• GOAL
Include no pictures. Output exactly the lines from the one that contains "Give me the" through the final line of the entries.

(Entries from a dataset)
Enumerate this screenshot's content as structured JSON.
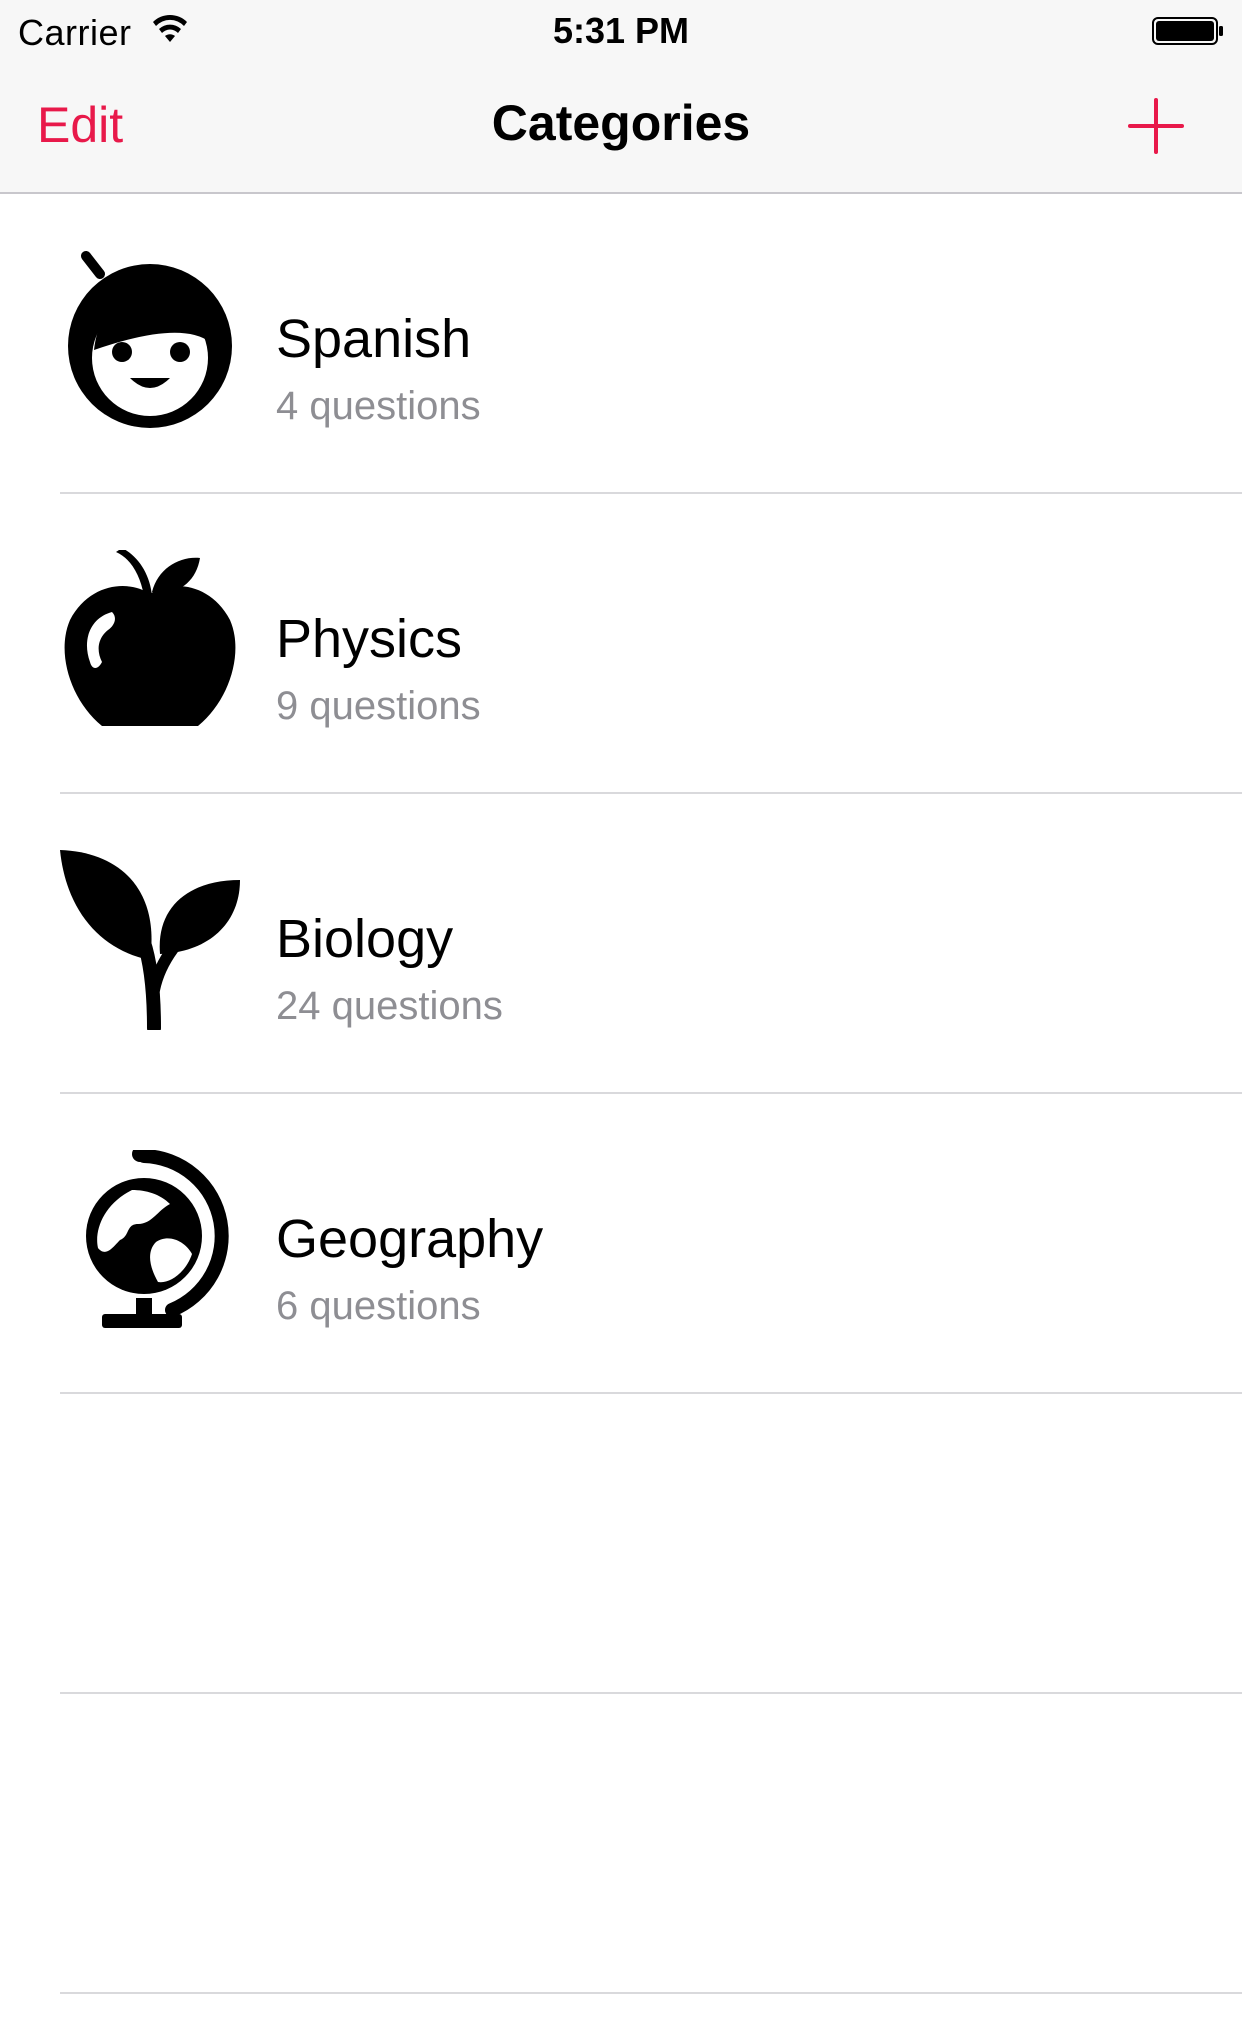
{
  "status_bar": {
    "carrier": "Carrier",
    "time": "5:31 PM",
    "wifi_icon": "wifi-icon",
    "battery_icon": "battery-icon"
  },
  "nav_bar": {
    "edit_label": "Edit",
    "title": "Categories",
    "add_icon": "plus-icon",
    "accent_color": "#e8194a"
  },
  "categories": [
    {
      "title": "Spanish",
      "subtitle": "4 questions",
      "icon": "child-face-icon"
    },
    {
      "title": "Physics",
      "subtitle": "9 questions",
      "icon": "apple-icon"
    },
    {
      "title": "Biology",
      "subtitle": "24 questions",
      "icon": "sprout-icon"
    },
    {
      "title": "Geography",
      "subtitle": "6 questions",
      "icon": "globe-icon"
    }
  ]
}
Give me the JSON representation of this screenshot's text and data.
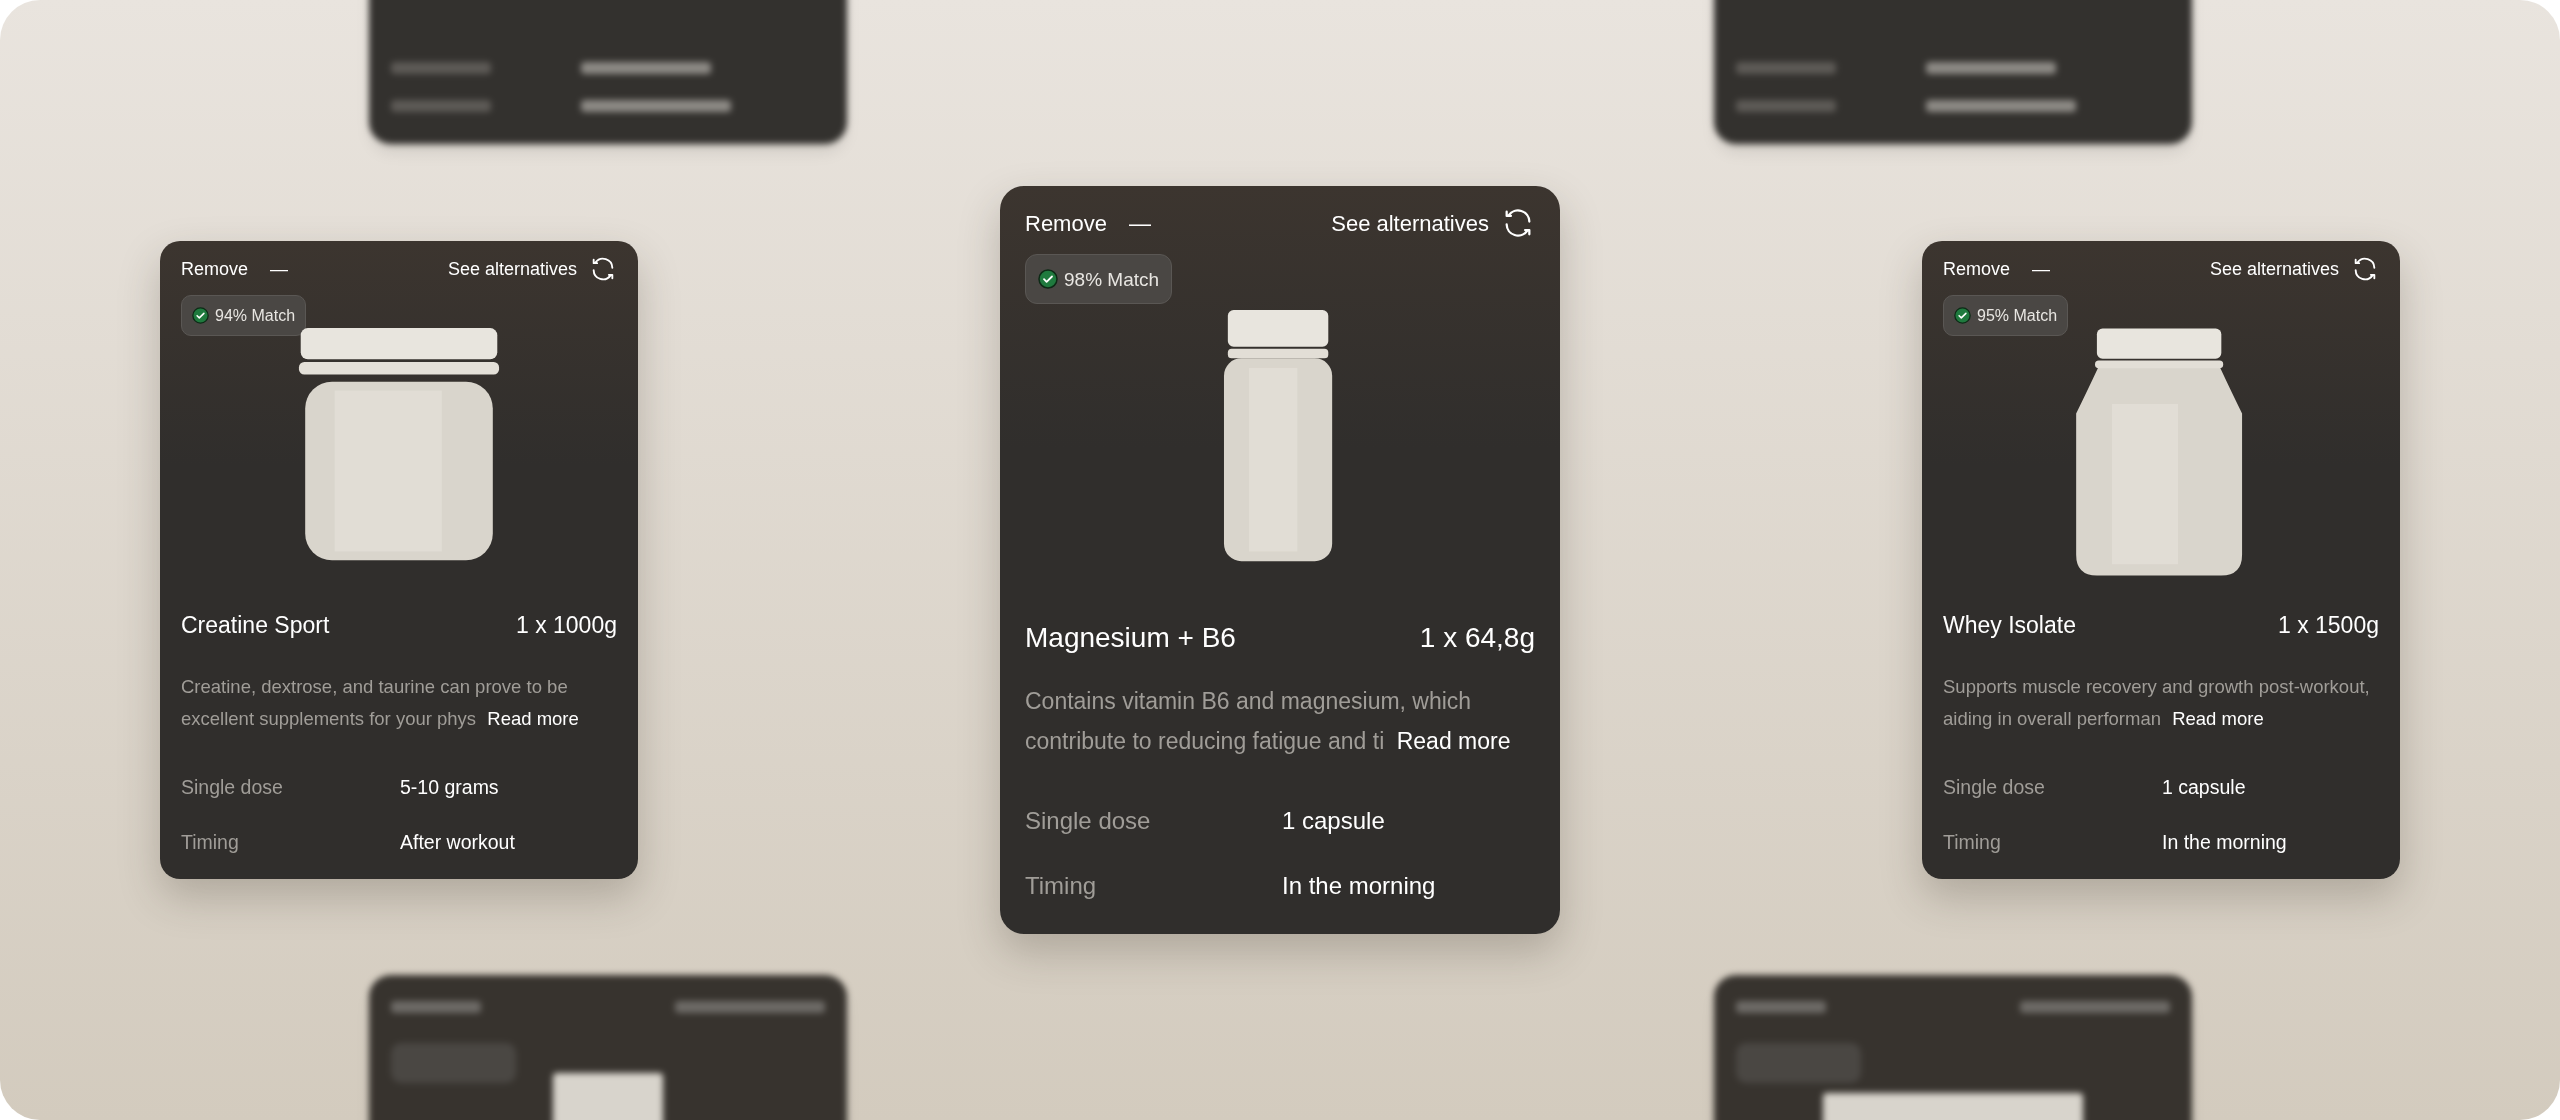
{
  "cards": [
    {
      "kind": "standard",
      "image": {
        "kind": "tub"
      },
      "remove": "Remove",
      "remove_symbol": "—",
      "alternatives": "See alternatives",
      "match": "94% Match",
      "name": "Creatine Sport",
      "quantity": "1 x 1000g",
      "description": "Creatine, dextrose, and taurine can prove to be excellent supplements for your phys",
      "read_more": "Read more",
      "details": [
        {
          "label": "Single dose",
          "value": "5-10 grams"
        },
        {
          "label": "Timing",
          "value": "After workout"
        }
      ]
    },
    {
      "kind": "featured",
      "image": {
        "kind": "bottle"
      },
      "remove": "Remove",
      "remove_symbol": "—",
      "alternatives": "See alternatives",
      "match": "98% Match",
      "name": "Magnesium + B6",
      "quantity": "1 x 64,8g",
      "description": "Contains vitamin B6 and magnesium, which contribute to reducing fatigue and ti",
      "read_more": "Read more",
      "details": [
        {
          "label": "Single dose",
          "value": "1 capsule"
        },
        {
          "label": "Timing",
          "value": "In the morning"
        }
      ]
    },
    {
      "kind": "standard",
      "image": {
        "kind": "jar"
      },
      "remove": "Remove",
      "remove_symbol": "—",
      "alternatives": "See alternatives",
      "match": "95% Match",
      "name": "Whey Isolate",
      "quantity": "1 x 1500g",
      "description": "Supports muscle recovery and growth post-workout, aiding in overall performan",
      "read_more": "Read more",
      "details": [
        {
          "label": "Single dose",
          "value": "1 capsule"
        },
        {
          "label": "Timing",
          "value": "In the morning"
        }
      ]
    }
  ]
}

• SOLUTION BELOW
Give me the JSON representation of this screenshot's text and data.
{
  "cards": [
    {
      "kind": "standard",
      "image": {
        "kind": "tub"
      },
      "remove": "Remove",
      "remove_symbol": "—",
      "alternatives": "See alternatives",
      "match": "94% Match",
      "name": "Creatine Sport",
      "quantity": "1 x 1000g",
      "description": "Creatine, dextrose, and taurine can prove to be excellent supplements for your phys",
      "read_more": "Read more",
      "details": [
        {
          "label": "Single dose",
          "value": "5-10 grams"
        },
        {
          "label": "Timing",
          "value": "After workout"
        }
      ]
    },
    {
      "kind": "featured",
      "image": {
        "kind": "bottle"
      },
      "remove": "Remove",
      "remove_symbol": "—",
      "alternatives": "See alternatives",
      "match": "98% Match",
      "name": "Magnesium + B6",
      "quantity": "1 x 64,8g",
      "description": "Contains vitamin B6 and magnesium, which contribute to reducing fatigue and ti",
      "read_more": "Read more",
      "details": [
        {
          "label": "Single dose",
          "value": "1 capsule"
        },
        {
          "label": "Timing",
          "value": "In the morning"
        }
      ]
    },
    {
      "kind": "standard",
      "image": {
        "kind": "jar"
      },
      "remove": "Remove",
      "remove_symbol": "—",
      "alternatives": "See alternatives",
      "match": "95% Match",
      "name": "Whey Isolate",
      "quantity": "1 x 1500g",
      "description": "Supports muscle recovery and growth post-workout, aiding in overall performan",
      "read_more": "Read more",
      "details": [
        {
          "label": "Single dose",
          "value": "1 capsule"
        },
        {
          "label": "Timing",
          "value": "In the morning"
        }
      ]
    }
  ]
}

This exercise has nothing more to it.